The Food Guy, Steven Keith Eating his way through the state, plate by plate

Food Network Got it Right. Cam’s Ham is Da’Bomb!

The latest issue of Food Network Magazine names the Sugar-Flaked Ham Sandwich at Huntington’s Cam’s Ham the single must-try sandwich in West Virginia.

There are probably a handful of state sammiches I’d put on said list, but Cam’s is SO one of them.

Growing up in Huntington I often indulged in this piled-high plate of perfection, and still manage to sneak one in from time to time when I go back for a visit.

Cam’s has always been an institution in the Tri-State Area, but it would be hard for most to understand why. The restaurant itself is in an out-of-the-way location (between downtown and the west end) and the building itself is pretty non-descript, borderline past its prime.

But inside, regulars gather for filling sandwiches, plate lunches, ice cream treats … and a mighty fine sandwich.

Regarding the Sugar-Flaked Ham Sandwich, editors wrote: “Ninety percent of orders here are for this sandwich, piled with shaved sweet ham and a tangy sauce.” And at just $2.75-$3.50, it’s a steal.

It joins 49 other notables in the feature “50 Sandwiches, 50 States,” available on newsstands now and at

For the magazine’s annual survey of the best dishes across the country, editors spent six months scouring the country for the most delicious sandwich in every state. They learned two things along the way:

“One, you can put pretty much anything between bread; and two, almost everything tastes better that way. We considered sandwiches of all kinds — hot, cold, round, square, tall, pressed, wrapped, meaty, cheesy — and narrowed down our list of favorites to a single must-try sandwich in each state.”

Cam’s Ham is located at 809 First St. in Huntington. Call 304-522-7012 for more information.

Here’s a shout-out to one of my favorite couples – not to mention one of the finest restaurants/B&Bs in the state!

Café Cimino Country Inn has been chosen to receive a 2011 Achievement of Excellence Award at the American Culinary Federation National Convention in Dallas next weekend. It’s one of only 23 establishments nationwide to receive the award, which recognizes foodservice establishments that exemplify a commitment to excellence.

Criteria for the award include being in operation for at least five consecutive years; nomination by an ACF chapter, member or individual in the foodservice profession; and being a recognized industry leader.

“We couldn’t be more proud of this award,” said chef/owner Tim Urbanic. “To be nominated by the great chefs in the ACF West Virginia Chapter is the best honor I can think of. We respect them so much and enjoy working with them on projects throughout the year. This recognition is humbling and gratifying, and makes all of our efforts to be West Virginia’s best chef/family-owned inn worth every minute.”

> **EXERCISE TASK 1**
Answer these questions about the food column:
(a) What price range does the food column give for the Sugar-Flaked Ham Sandwich?
(b) How long did the magazine's editors spend searching for the best sandwich in every state?
(c) How many establishments nationwide are receiving the 2011 Achievement of Excellence Award?
> **EXERCISE TASK 2**
Output the lines of the records unchanged, from the first line of the records to the line containing "- private-group-item-1-line-1: [133, 848, 1113, 884]", including both.
The food column and the records have no connection to each other.

> **GIVEN RECORDS**
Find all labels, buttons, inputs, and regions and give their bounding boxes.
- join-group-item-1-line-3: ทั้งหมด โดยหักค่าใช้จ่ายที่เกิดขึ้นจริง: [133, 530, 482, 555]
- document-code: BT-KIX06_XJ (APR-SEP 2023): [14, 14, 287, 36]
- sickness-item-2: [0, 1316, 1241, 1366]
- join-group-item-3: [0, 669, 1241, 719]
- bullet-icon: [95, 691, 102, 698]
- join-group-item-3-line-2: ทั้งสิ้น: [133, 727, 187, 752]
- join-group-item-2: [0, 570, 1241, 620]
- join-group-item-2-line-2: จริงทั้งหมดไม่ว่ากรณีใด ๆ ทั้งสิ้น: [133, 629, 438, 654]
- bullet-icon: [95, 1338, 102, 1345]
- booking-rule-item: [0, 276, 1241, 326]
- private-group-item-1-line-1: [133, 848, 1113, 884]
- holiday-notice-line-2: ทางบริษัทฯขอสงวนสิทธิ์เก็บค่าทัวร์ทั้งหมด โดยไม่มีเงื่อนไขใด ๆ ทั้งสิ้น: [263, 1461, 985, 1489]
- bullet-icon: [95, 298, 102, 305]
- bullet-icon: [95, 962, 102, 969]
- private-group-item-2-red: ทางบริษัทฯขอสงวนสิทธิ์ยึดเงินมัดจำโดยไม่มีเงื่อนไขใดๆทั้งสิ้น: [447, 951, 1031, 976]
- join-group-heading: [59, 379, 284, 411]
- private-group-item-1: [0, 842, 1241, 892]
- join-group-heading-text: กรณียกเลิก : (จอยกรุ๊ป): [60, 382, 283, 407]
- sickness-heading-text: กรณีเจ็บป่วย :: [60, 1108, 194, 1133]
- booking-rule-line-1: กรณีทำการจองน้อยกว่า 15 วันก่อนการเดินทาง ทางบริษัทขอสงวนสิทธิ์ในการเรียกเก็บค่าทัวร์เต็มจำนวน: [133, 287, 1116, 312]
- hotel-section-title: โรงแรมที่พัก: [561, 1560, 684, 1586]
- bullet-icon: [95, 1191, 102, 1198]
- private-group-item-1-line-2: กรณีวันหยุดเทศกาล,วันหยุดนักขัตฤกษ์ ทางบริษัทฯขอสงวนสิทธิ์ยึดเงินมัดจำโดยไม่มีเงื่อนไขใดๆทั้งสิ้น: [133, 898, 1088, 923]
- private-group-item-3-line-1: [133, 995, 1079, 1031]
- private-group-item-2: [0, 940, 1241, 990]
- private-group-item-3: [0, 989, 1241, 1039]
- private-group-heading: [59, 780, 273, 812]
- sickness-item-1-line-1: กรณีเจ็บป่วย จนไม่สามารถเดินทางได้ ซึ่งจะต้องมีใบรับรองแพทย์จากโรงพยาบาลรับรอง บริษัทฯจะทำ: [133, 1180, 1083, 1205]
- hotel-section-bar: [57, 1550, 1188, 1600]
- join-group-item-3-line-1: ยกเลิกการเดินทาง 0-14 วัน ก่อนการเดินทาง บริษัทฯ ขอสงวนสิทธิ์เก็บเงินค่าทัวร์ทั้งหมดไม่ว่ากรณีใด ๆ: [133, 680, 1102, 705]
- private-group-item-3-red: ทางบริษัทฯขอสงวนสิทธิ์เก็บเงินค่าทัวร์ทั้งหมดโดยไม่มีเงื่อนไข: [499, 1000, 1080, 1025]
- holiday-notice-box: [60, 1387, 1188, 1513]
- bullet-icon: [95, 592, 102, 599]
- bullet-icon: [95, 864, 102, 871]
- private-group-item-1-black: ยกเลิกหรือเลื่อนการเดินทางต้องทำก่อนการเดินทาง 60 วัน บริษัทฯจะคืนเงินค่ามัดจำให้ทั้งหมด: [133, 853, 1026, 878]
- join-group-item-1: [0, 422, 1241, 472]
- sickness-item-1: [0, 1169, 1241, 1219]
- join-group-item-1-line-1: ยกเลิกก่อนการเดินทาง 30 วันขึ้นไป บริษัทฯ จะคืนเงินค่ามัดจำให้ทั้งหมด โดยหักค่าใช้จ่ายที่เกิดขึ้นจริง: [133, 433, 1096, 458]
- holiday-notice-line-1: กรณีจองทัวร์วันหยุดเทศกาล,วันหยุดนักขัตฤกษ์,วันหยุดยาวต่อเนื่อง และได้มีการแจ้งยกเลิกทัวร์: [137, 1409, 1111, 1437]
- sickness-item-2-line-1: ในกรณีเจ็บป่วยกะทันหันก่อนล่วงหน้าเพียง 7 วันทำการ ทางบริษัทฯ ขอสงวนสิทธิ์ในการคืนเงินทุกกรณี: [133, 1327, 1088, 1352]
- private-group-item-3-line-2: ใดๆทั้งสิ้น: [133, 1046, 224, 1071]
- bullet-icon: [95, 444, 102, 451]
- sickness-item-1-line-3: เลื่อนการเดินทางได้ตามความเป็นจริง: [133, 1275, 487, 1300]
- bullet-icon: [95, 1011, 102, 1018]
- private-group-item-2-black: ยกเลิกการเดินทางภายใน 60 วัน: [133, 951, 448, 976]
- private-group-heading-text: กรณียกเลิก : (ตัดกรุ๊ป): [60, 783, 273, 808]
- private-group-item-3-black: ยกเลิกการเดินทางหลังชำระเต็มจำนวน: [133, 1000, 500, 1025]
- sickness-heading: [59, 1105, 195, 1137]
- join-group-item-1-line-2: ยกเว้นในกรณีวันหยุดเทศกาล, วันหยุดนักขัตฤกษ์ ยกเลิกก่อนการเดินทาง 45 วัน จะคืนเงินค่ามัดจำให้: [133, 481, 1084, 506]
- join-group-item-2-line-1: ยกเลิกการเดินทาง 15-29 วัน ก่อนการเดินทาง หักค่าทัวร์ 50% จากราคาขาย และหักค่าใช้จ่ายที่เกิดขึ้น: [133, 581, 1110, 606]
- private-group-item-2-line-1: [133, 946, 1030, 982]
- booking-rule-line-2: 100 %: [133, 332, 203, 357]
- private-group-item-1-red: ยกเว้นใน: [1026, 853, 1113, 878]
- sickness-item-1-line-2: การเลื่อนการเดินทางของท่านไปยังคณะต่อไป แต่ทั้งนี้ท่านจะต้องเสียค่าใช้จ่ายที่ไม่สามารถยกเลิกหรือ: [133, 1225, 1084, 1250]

> **TASK SOLUTION 1**
(a) $2.75-$3.50
(b) Six months
(c) 23

> **TASK SOLUTION 2**
Find all labels, buttons, inputs, and regions and give their bounding boxes.
- join-group-item-1-line-3: ทั้งหมด โดยหักค่าใช้จ่ายที่เกิดขึ้นจริง: [133, 530, 482, 555]
- document-code: BT-KIX06_XJ (APR-SEP 2023): [14, 14, 287, 36]
- sickness-item-2: [0, 1316, 1241, 1366]
- join-group-item-3: [0, 669, 1241, 719]
- bullet-icon: [95, 691, 102, 698]
- join-group-item-3-line-2: ทั้งสิ้น: [133, 727, 187, 752]
- join-group-item-2: [0, 570, 1241, 620]
- join-group-item-2-line-2: จริงทั้งหมดไม่ว่ากรณีใด ๆ ทั้งสิ้น: [133, 629, 438, 654]
- bullet-icon: [95, 1338, 102, 1345]
- booking-rule-item: [0, 276, 1241, 326]
- private-group-item-1-line-1: [133, 848, 1113, 884]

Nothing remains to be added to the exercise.